# Instructions for the task
Retype the records that come next, word for word.

# Stored records
____________

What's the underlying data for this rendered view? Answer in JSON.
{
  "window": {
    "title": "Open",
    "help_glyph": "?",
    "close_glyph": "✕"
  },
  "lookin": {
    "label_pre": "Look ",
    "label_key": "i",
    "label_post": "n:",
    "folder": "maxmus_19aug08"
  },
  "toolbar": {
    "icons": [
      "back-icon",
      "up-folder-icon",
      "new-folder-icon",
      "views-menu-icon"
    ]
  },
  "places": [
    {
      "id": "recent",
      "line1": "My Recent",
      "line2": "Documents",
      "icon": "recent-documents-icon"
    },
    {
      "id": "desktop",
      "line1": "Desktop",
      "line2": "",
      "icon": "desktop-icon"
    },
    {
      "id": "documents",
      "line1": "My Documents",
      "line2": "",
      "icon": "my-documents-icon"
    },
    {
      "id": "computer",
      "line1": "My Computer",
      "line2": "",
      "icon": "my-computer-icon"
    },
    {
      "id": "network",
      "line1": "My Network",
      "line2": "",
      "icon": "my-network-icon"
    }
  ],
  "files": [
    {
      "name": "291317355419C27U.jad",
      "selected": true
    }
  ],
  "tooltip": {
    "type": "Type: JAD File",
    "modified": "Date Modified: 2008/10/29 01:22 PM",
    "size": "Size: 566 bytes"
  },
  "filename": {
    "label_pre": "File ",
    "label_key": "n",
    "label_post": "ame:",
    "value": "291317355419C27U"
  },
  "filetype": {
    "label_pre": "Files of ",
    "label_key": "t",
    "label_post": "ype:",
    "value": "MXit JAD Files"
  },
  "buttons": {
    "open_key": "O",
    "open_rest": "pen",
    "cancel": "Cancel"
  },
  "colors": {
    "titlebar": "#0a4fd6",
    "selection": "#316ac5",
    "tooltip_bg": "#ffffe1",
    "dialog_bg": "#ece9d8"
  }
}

____________

# Expected output
What's the underlying data for this rendered view? Answer in JSON.
{
  "window": {
    "title": "Open",
    "help_glyph": "?",
    "close_glyph": "✕"
  },
  "lookin": {
    "label_pre": "Look ",
    "label_key": "i",
    "label_post": "n:",
    "folder": "maxmus_19aug08"
  },
  "toolbar": {
    "icons": [
      "back-icon",
      "up-folder-icon",
      "new-folder-icon",
      "views-menu-icon"
    ]
  },
  "places": [
    {
      "id": "recent",
      "line1": "My Recent",
      "line2": "Documents",
      "icon": "recent-documents-icon"
    },
    {
      "id": "desktop",
      "line1": "Desktop",
      "line2": "",
      "icon": "desktop-icon"
    },
    {
      "id": "documents",
      "line1": "My Documents",
      "line2": "",
      "icon": "my-documents-icon"
    },
    {
      "id": "computer",
      "line1": "My Computer",
      "line2": "",
      "icon": "my-computer-icon"
    },
    {
      "id": "network",
      "line1": "My Network",
      "line2": "",
      "icon": "my-network-icon"
    }
  ],
  "files": [
    {
      "name": "291317355419C27U.jad",
      "selected": true
    }
  ],
  "tooltip": {
    "type": "Type: JAD File",
    "modified": "Date Modified: 2008/10/29 01:22 PM",
    "size": "Size: 566 bytes"
  },
  "filename": {
    "label_pre": "File ",
    "label_key": "n",
    "label_post": "ame:",
    "value": "291317355419C27U"
  },
  "filetype": {
    "label_pre": "Files of ",
    "label_key": "t",
    "label_post": "ype:",
    "value": "MXit JAD Files"
  },
  "buttons": {
    "open_key": "O",
    "open_rest": "pen",
    "cancel": "Cancel"
  },
  "colors": {
    "titlebar": "#0a4fd6",
    "selection": "#316ac5",
    "tooltip_bg": "#ffffe1",
    "dialog_bg": "#ece9d8"
  }
}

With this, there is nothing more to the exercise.